-- start of LISTED RECORDS --

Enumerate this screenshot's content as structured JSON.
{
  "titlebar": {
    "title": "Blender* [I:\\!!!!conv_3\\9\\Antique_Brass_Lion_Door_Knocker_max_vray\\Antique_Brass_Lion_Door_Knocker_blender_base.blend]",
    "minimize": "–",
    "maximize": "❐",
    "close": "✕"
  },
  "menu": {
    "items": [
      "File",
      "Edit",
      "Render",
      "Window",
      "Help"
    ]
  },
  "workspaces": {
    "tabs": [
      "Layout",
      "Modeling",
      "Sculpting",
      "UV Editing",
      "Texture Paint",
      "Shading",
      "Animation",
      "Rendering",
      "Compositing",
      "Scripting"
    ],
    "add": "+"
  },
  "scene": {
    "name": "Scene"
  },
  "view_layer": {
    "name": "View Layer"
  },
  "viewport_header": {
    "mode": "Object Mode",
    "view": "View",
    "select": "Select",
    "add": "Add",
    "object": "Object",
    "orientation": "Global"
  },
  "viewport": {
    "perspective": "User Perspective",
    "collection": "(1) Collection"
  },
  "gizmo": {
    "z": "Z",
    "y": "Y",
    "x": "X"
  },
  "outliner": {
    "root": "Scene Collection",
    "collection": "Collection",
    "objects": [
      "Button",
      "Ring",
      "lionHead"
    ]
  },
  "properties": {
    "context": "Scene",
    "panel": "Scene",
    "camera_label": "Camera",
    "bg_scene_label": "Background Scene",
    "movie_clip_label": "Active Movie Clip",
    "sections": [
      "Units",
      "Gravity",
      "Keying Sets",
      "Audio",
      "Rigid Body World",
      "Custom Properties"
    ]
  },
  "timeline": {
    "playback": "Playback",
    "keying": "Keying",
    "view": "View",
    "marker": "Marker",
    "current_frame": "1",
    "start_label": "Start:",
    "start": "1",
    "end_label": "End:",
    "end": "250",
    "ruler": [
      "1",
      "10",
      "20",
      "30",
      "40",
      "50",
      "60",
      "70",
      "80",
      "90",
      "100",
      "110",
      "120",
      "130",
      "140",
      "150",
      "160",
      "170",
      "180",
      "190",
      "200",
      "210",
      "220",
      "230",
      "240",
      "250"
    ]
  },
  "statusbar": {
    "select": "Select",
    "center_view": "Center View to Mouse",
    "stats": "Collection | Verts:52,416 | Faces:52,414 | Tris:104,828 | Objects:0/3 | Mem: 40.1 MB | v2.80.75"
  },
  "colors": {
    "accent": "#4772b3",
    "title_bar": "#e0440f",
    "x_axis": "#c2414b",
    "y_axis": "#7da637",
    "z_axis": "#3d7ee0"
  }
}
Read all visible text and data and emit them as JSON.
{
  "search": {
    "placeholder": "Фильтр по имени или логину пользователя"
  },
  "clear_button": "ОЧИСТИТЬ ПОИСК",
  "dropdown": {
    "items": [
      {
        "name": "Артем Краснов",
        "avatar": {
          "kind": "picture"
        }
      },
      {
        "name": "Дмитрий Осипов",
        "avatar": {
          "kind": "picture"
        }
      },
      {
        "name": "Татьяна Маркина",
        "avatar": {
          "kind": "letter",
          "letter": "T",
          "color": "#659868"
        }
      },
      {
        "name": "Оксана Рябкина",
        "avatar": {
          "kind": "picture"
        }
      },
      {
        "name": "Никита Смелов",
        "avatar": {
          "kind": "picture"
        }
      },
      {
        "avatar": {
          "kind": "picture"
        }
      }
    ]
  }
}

-- end of LISTED RECORDS --

* [WHAT TO WORK ON]:
Quote the whole listing above, leaving nothing out.

* [COMPLETE ANSWER]:
Enumerate this screenshot's content as structured JSON.
{
  "titlebar": {
    "title": "Blender* [I:\\!!!!conv_3\\9\\Antique_Brass_Lion_Door_Knocker_max_vray\\Antique_Brass_Lion_Door_Knocker_blender_base.blend]",
    "minimize": "–",
    "maximize": "❐",
    "close": "✕"
  },
  "menu": {
    "items": [
      "File",
      "Edit",
      "Render",
      "Window",
      "Help"
    ]
  },
  "workspaces": {
    "tabs": [
      "Layout",
      "Modeling",
      "Sculpting",
      "UV Editing",
      "Texture Paint",
      "Shading",
      "Animation",
      "Rendering",
      "Compositing",
      "Scripting"
    ],
    "add": "+"
  },
  "scene": {
    "name": "Scene"
  },
  "view_layer": {
    "name": "View Layer"
  },
  "viewport_header": {
    "mode": "Object Mode",
    "view": "View",
    "select": "Select",
    "add": "Add",
    "object": "Object",
    "orientation": "Global"
  },
  "viewport": {
    "perspective": "User Perspective",
    "collection": "(1) Collection"
  },
  "gizmo": {
    "z": "Z",
    "y": "Y",
    "x": "X"
  },
  "outliner": {
    "root": "Scene Collection",
    "collection": "Collection",
    "objects": [
      "Button",
      "Ring",
      "lionHead"
    ]
  },
  "properties": {
    "context": "Scene",
    "panel": "Scene",
    "camera_label": "Camera",
    "bg_scene_label": "Background Scene",
    "movie_clip_label": "Active Movie Clip",
    "sections": [
      "Units",
      "Gravity",
      "Keying Sets",
      "Audio",
      "Rigid Body World",
      "Custom Properties"
    ]
  },
  "timeline": {
    "playback": "Playback",
    "keying": "Keying",
    "view": "View",
    "marker": "Marker",
    "current_frame": "1",
    "start_label": "Start:",
    "start": "1",
    "end_label": "End:",
    "end": "250",
    "ruler": [
      "1",
      "10",
      "20",
      "30",
      "40",
      "50",
      "60",
      "70",
      "80",
      "90",
      "100",
      "110",
      "120",
      "130",
      "140",
      "150",
      "160",
      "170",
      "180",
      "190",
      "200",
      "210",
      "220",
      "230",
      "240",
      "250"
    ]
  },
  "statusbar": {
    "select": "Select",
    "center_view": "Center View to Mouse",
    "stats": "Collection | Verts:52,416 | Faces:52,414 | Tris:104,828 | Objects:0/3 | Mem: 40.1 MB | v2.80.75"
  },
  "colors": {
    "accent": "#4772b3",
    "title_bar": "#e0440f",
    "x_axis": "#c2414b",
    "y_axis": "#7da637",
    "z_axis": "#3d7ee0"
  }
}
Read all visible text and data and emit them as JSON.
{
  "search": {
    "placeholder": "Фильтр по имени или логину пользователя"
  },
  "clear_button": "ОЧИСТИТЬ ПОИСК",
  "dropdown": {
    "items": [
      {
        "name": "Артем Краснов",
        "avatar": {
          "kind": "picture"
        }
      },
      {
        "name": "Дмитрий Осипов",
        "avatar": {
          "kind": "picture"
        }
      },
      {
        "name": "Татьяна Маркина",
        "avatar": {
          "kind": "letter",
          "letter": "T",
          "color": "#659868"
        }
      },
      {
        "name": "Оксана Рябкина",
        "avatar": {
          "kind": "picture"
        }
      },
      {
        "name": "Никита Смелов",
        "avatar": {
          "kind": "picture"
        }
      },
      {
        "avatar": {
          "kind": "picture"
        }
      }
    ]
  }
}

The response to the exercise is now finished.